→ **WHAT YOU ARE ASKED TO DO**: Report all lines holding "highlight".

→ **Dataset items**:
────────────────
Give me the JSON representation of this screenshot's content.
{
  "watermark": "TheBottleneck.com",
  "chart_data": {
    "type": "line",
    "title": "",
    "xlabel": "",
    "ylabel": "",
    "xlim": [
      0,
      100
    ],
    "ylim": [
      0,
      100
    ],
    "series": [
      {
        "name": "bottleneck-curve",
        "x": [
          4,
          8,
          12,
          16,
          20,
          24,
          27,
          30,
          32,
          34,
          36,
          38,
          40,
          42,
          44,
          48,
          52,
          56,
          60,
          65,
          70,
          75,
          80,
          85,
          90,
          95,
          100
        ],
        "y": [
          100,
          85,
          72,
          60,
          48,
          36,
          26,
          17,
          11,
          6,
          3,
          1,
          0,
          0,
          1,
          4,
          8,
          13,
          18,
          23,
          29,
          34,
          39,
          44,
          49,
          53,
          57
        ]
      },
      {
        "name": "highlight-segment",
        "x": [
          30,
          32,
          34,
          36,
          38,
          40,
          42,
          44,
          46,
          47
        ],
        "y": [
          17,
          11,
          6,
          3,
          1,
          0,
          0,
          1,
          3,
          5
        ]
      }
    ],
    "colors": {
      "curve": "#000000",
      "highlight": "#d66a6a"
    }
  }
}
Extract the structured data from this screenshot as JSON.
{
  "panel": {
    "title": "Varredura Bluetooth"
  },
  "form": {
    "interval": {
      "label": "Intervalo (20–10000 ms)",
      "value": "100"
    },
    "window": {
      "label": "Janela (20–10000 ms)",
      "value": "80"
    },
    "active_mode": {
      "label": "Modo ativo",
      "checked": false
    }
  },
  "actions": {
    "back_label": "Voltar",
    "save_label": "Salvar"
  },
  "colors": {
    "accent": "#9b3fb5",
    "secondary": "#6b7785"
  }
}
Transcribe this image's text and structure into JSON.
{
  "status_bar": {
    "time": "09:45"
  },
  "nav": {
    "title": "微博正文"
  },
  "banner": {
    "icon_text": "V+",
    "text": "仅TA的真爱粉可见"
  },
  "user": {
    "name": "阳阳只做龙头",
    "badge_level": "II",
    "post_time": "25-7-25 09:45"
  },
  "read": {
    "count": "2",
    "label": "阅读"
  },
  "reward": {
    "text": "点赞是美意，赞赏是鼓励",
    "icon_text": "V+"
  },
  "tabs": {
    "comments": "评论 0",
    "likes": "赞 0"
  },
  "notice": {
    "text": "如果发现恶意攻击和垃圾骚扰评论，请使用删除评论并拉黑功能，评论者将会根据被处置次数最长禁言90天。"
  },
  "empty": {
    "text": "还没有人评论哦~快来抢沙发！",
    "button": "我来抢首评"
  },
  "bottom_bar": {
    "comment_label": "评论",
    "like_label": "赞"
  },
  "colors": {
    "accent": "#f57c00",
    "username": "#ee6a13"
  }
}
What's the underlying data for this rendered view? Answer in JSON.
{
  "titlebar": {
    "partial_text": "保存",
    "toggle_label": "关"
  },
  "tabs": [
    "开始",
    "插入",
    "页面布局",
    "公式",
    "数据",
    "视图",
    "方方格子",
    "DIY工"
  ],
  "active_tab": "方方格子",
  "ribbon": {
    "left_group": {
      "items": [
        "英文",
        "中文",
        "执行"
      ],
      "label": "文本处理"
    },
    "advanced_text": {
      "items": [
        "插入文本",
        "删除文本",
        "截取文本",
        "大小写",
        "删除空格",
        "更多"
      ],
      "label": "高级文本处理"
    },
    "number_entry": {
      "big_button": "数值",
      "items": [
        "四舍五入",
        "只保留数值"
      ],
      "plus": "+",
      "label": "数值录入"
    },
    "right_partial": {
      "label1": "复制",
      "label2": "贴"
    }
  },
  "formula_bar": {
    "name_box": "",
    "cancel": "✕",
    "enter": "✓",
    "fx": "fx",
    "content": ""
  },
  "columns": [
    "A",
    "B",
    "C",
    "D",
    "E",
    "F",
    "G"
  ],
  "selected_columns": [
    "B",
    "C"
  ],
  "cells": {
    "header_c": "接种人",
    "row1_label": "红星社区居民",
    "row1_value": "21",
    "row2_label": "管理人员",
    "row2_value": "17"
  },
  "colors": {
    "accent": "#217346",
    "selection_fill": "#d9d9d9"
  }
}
────────────────
→ **RESPONSE**:
        "name": "highlight-segment",
      "highlight": "#d66a6a"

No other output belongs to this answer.